— To be done —
Scan the data below for the string "σύστημα". Show every line where it turns up.

— Data entries —
— start —

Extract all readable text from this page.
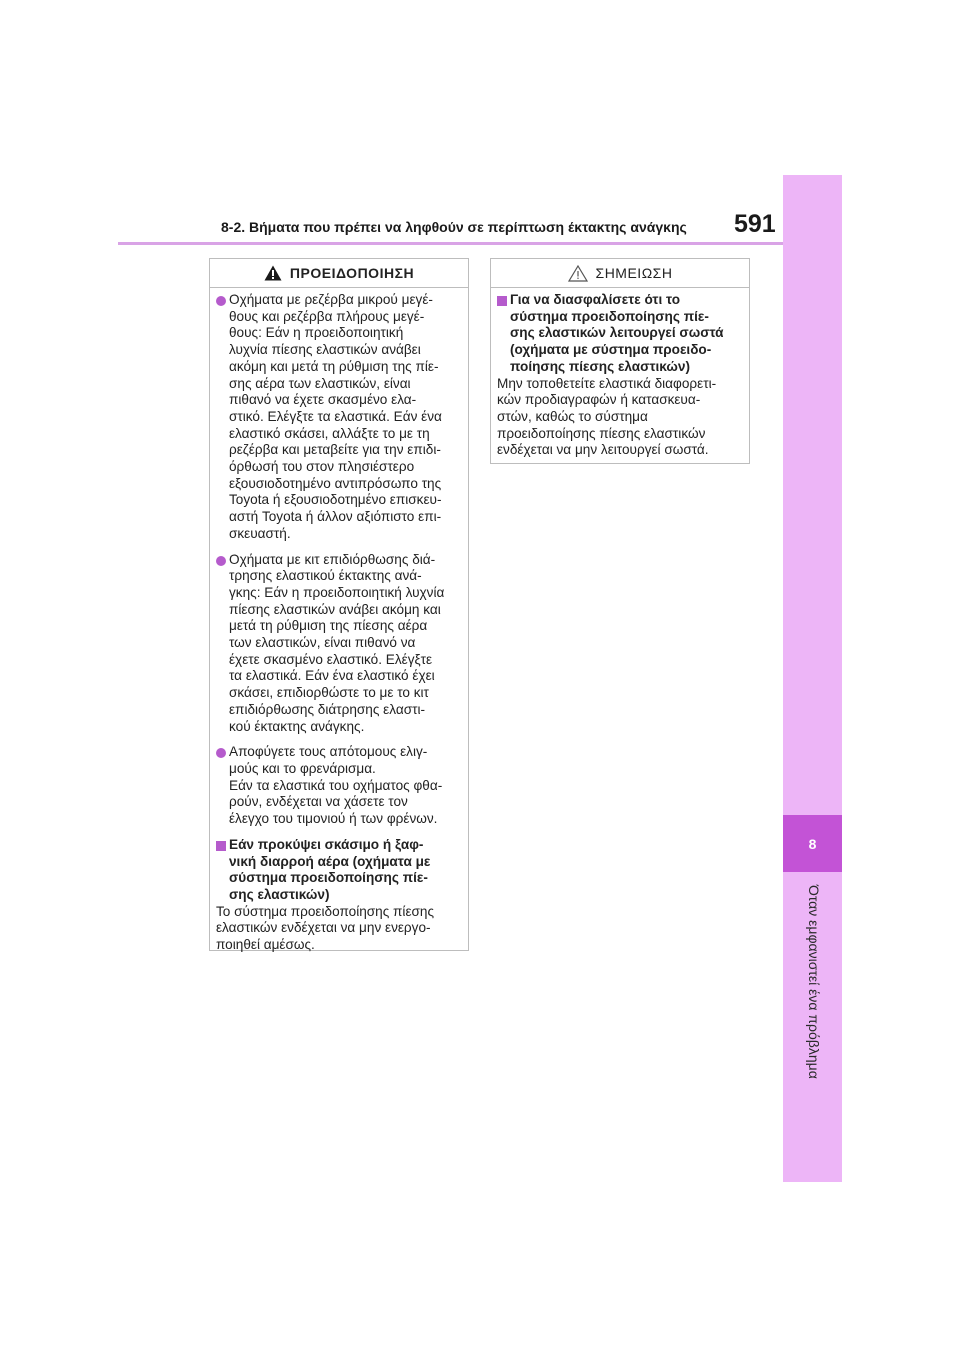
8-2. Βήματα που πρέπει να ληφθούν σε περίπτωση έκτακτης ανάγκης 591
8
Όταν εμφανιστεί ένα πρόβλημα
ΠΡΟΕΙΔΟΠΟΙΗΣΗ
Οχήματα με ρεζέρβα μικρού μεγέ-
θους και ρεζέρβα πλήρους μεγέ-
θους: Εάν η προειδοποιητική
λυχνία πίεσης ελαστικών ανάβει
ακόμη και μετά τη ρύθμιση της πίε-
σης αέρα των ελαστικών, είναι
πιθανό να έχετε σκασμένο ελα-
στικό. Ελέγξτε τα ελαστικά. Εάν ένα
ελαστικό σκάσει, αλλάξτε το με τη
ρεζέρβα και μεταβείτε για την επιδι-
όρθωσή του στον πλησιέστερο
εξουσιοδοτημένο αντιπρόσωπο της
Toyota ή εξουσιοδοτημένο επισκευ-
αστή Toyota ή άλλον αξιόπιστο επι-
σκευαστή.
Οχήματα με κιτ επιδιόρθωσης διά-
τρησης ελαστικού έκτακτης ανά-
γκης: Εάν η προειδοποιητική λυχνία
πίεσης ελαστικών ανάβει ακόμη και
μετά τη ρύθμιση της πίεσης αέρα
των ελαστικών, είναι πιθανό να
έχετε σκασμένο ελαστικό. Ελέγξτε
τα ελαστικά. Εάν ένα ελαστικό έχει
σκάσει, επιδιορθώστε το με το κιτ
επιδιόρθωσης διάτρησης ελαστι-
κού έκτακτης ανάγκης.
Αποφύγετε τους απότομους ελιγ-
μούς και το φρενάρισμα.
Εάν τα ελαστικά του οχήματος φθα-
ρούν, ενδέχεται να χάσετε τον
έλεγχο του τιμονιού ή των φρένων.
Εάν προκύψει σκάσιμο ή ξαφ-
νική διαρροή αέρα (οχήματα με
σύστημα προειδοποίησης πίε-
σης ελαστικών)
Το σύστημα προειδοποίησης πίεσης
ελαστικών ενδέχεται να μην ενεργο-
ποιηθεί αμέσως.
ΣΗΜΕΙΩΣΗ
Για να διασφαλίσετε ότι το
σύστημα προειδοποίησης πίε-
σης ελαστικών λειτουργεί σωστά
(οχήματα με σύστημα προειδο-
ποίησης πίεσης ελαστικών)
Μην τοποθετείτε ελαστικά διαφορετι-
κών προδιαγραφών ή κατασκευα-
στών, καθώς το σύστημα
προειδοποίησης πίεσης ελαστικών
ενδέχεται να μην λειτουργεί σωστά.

— end —

— Exercise solution —
σύστημα προειδοποίησης πίε-
Το σύστημα προειδοποίησης πίεσης
σύστημα προειδοποίησης πίε-
(οχήματα με σύστημα προειδο-
στών, καθώς το σύστημα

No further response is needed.